Dataset rows about figures
********

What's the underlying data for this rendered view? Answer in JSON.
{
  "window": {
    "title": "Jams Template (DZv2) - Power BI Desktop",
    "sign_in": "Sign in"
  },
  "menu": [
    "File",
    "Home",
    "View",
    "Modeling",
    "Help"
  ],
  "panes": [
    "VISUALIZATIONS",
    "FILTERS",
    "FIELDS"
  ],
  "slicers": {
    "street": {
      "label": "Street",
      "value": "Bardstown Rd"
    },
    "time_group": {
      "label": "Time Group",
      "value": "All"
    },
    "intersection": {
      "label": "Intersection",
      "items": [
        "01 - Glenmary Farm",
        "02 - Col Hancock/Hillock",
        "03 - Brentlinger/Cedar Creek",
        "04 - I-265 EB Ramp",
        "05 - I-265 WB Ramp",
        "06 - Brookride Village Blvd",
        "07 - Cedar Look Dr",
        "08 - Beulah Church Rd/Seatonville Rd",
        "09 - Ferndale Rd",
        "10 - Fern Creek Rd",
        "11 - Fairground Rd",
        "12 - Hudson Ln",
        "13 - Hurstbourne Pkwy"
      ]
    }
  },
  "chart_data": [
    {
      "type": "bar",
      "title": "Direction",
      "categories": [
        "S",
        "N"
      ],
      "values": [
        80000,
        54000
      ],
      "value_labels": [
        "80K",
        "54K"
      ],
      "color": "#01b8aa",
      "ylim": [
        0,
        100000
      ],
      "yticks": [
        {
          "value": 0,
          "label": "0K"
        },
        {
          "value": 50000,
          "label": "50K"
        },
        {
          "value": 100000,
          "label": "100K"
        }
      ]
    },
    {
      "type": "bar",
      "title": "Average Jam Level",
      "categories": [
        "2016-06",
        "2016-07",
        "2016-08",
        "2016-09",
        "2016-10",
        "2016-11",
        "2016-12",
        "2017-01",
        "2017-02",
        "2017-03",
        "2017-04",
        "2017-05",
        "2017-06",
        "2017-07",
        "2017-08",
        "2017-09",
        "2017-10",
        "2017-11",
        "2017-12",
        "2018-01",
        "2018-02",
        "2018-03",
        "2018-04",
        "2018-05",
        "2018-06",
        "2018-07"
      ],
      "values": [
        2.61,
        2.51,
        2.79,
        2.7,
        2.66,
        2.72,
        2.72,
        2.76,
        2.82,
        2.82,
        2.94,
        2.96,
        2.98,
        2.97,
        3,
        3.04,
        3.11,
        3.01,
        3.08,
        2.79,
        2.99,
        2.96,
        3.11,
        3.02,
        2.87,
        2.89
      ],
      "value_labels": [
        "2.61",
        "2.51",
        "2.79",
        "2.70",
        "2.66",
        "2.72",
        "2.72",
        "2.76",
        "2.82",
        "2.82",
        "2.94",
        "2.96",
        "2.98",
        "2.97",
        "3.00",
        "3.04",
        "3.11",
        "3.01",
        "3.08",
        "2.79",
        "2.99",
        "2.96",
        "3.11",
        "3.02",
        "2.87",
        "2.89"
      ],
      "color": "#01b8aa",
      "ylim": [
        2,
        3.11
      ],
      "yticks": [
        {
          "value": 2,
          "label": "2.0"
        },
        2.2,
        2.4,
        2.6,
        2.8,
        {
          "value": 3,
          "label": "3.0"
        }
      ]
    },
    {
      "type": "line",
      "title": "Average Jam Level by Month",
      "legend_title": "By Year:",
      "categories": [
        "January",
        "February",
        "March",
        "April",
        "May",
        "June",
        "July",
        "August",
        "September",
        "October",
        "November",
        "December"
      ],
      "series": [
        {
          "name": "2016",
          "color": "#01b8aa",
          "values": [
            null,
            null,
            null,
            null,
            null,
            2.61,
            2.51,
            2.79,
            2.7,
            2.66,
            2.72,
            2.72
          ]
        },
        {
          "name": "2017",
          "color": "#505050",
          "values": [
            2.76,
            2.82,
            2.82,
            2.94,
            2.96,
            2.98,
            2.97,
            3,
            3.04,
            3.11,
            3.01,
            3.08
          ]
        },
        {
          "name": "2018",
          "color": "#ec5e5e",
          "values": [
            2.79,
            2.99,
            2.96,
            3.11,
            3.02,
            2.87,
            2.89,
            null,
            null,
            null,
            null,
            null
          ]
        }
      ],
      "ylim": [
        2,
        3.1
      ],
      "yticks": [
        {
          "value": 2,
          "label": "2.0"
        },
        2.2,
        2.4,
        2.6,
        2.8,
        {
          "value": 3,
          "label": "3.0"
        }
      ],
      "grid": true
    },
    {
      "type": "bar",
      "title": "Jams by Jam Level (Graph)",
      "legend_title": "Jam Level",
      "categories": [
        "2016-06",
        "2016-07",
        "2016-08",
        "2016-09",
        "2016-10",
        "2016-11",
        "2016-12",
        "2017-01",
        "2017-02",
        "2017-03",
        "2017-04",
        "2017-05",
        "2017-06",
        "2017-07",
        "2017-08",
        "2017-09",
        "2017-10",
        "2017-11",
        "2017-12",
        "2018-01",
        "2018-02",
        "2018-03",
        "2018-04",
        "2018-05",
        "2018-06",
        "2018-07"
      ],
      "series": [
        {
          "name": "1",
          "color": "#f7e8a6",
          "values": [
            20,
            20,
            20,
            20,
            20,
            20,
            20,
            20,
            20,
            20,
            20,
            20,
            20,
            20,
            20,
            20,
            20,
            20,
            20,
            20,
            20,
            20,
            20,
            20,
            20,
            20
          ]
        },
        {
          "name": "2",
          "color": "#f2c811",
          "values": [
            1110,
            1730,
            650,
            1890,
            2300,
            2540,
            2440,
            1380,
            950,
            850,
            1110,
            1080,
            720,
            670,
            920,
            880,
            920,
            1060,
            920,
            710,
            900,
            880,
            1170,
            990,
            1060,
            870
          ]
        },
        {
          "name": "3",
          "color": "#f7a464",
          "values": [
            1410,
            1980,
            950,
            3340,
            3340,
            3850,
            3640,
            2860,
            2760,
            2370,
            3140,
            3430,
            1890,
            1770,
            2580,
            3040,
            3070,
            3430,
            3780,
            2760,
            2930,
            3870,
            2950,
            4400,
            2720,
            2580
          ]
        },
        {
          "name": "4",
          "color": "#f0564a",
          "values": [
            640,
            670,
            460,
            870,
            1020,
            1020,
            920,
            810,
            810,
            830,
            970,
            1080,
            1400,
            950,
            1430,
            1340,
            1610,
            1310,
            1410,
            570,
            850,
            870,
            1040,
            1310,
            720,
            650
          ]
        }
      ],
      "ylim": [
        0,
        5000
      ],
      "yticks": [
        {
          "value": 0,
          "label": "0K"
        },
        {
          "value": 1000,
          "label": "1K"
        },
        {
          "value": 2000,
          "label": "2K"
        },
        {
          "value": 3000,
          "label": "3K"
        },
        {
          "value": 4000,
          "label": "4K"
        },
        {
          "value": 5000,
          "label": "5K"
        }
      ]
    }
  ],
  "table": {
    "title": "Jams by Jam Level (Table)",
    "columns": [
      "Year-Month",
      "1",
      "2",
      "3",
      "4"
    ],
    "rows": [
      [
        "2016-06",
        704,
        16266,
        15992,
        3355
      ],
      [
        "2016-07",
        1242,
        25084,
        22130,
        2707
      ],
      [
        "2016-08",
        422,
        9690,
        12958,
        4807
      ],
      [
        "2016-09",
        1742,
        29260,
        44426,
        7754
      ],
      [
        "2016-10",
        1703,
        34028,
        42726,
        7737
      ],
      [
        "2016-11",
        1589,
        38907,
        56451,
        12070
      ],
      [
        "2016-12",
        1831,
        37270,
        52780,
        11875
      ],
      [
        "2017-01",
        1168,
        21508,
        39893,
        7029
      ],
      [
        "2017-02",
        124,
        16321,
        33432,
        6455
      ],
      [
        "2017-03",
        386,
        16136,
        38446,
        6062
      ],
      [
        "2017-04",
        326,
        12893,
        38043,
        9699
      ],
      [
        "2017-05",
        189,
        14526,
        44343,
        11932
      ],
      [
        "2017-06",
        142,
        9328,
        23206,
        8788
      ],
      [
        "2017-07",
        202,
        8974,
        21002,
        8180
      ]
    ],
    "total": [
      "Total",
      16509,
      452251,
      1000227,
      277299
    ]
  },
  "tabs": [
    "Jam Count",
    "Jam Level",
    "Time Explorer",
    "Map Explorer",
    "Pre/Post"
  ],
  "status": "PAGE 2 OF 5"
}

********

_Directive_
Lines containing the string "name" should be counted; reply with their number and nothing more.

_Output for this exercise_
7